Work through the listing below and count the lines that hold "title". Answer with the number alone.

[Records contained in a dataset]
--------------------

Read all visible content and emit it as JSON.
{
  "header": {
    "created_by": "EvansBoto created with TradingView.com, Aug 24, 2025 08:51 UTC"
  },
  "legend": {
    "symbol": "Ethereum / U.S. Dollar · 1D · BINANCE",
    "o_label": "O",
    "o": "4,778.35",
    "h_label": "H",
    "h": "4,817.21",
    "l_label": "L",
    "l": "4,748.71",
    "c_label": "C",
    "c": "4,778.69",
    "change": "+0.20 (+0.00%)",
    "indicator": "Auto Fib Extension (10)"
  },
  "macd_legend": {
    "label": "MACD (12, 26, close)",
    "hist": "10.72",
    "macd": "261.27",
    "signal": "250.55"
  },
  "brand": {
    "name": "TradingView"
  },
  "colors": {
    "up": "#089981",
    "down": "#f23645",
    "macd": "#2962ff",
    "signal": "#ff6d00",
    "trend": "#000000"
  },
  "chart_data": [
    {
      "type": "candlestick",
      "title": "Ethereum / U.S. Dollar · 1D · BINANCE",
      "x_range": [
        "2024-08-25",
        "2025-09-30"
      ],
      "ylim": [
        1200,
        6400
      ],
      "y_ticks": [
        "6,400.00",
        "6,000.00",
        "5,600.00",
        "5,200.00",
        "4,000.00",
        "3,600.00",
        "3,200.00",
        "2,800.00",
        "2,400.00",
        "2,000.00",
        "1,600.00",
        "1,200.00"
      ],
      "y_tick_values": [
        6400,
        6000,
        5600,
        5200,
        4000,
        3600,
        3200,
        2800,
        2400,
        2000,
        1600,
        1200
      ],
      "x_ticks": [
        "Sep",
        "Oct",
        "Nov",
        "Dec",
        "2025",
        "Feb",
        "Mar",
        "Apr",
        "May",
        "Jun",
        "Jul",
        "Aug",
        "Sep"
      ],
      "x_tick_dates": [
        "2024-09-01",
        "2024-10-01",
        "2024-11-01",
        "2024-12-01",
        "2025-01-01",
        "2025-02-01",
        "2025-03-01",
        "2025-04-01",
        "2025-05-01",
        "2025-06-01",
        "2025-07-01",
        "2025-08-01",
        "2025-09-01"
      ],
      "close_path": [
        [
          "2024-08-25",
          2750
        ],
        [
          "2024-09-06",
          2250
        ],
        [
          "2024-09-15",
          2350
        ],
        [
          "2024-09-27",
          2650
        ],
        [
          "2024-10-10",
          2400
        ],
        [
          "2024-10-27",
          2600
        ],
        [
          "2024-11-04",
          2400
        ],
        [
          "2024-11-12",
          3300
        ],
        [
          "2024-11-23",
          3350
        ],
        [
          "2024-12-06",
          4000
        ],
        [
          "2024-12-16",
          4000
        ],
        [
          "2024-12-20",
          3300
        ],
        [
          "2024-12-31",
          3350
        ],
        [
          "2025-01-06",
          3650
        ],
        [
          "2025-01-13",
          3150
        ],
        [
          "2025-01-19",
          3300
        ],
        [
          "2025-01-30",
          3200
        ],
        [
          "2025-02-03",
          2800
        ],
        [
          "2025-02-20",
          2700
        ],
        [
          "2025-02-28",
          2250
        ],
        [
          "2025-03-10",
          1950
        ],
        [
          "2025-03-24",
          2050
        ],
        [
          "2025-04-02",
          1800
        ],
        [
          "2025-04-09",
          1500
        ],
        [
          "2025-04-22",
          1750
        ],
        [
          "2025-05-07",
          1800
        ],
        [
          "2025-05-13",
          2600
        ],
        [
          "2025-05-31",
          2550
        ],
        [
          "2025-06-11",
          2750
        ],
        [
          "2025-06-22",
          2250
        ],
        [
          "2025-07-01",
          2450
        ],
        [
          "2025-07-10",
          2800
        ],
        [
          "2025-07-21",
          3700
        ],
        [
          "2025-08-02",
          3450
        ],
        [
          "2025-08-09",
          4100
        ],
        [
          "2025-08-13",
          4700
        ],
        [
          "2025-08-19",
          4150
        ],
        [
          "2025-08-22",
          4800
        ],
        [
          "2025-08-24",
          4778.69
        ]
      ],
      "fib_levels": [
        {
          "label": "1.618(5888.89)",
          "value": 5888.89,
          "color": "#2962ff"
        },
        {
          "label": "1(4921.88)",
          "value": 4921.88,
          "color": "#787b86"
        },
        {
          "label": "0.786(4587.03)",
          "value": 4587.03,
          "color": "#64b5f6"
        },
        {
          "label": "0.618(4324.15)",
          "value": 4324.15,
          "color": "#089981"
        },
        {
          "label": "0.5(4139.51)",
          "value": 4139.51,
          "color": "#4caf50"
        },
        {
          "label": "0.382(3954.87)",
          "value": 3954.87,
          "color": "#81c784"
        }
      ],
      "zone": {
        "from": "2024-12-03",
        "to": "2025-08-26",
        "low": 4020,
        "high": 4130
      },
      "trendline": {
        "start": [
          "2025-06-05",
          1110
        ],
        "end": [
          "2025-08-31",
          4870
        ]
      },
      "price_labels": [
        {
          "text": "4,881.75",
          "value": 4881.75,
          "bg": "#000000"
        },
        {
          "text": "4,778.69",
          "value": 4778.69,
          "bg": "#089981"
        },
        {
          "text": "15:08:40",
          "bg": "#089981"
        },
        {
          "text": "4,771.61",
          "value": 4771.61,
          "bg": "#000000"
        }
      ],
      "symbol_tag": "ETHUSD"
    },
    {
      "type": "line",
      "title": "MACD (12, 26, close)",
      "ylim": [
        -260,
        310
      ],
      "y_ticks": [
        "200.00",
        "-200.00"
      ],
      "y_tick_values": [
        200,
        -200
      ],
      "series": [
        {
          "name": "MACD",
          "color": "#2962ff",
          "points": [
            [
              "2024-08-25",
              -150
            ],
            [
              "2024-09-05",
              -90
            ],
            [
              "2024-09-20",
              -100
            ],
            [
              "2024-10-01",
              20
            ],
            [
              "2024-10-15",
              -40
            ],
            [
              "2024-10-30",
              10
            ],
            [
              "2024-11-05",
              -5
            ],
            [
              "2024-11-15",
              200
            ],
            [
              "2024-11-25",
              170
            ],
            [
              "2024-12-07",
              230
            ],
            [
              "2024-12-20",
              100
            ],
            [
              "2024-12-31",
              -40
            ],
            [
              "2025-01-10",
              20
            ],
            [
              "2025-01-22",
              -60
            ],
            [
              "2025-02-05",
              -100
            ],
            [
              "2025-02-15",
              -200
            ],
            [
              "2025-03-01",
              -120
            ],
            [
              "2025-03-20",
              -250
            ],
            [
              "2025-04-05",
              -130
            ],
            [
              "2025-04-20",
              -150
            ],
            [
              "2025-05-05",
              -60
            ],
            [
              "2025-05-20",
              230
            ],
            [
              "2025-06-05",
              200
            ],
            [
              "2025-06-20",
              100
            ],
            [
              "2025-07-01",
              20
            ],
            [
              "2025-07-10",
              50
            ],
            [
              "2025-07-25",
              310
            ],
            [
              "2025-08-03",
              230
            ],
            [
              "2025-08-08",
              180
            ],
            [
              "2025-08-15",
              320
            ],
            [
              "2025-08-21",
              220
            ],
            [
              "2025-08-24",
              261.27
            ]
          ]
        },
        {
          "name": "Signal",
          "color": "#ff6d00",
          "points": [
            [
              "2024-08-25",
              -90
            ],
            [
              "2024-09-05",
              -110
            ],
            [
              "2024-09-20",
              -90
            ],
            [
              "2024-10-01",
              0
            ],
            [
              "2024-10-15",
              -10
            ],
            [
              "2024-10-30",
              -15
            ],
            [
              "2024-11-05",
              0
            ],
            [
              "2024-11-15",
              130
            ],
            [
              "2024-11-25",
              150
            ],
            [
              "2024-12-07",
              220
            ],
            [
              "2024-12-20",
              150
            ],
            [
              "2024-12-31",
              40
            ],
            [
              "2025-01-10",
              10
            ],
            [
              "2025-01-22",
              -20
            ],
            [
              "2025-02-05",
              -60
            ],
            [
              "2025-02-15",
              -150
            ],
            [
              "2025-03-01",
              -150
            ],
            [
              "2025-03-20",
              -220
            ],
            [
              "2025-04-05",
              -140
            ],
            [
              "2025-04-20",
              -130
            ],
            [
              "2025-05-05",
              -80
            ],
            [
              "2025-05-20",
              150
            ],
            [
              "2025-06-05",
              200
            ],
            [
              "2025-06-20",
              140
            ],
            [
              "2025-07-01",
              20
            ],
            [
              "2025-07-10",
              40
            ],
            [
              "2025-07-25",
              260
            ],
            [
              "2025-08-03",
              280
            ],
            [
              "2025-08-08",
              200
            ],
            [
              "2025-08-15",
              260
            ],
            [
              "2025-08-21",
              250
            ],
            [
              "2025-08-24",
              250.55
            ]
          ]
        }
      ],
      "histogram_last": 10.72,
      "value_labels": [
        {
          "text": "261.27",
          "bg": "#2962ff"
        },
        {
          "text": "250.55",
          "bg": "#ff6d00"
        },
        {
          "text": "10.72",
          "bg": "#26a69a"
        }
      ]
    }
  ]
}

--------------------

--- FINAL RESULT ---
2